__Exercise materials__:

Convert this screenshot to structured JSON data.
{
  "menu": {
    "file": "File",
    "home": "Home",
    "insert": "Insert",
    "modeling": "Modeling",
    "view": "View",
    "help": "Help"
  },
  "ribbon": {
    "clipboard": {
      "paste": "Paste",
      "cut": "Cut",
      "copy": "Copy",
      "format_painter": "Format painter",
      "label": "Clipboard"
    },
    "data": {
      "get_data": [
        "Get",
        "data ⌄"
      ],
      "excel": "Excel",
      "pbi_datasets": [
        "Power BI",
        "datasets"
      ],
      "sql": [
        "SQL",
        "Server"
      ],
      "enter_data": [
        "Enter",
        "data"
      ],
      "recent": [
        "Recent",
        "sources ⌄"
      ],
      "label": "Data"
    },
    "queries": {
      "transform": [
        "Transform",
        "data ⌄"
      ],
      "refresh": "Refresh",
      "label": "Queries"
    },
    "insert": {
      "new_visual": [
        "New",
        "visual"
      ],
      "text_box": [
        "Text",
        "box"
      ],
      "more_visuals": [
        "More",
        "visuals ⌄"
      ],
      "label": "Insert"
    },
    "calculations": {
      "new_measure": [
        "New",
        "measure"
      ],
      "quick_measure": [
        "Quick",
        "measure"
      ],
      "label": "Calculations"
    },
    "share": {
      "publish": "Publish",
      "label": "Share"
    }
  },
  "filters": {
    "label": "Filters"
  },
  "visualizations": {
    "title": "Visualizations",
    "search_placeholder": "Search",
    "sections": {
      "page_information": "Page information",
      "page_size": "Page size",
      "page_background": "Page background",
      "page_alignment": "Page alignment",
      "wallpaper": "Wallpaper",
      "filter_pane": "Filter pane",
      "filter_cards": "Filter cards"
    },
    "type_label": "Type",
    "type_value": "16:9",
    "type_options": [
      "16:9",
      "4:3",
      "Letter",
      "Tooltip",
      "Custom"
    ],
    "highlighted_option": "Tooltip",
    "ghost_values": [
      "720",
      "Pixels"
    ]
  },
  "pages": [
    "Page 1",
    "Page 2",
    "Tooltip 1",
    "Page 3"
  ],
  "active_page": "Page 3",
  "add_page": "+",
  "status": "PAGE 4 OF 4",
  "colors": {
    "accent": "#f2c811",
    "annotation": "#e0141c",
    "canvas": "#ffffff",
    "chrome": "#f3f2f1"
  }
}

__Exercise description__:
Return each line among the entries that holds the word "Tooltip".

__Response to this exercise__:
      "Tooltip",
    "highlighted_option": "Tooltip",
    "Tooltip 1",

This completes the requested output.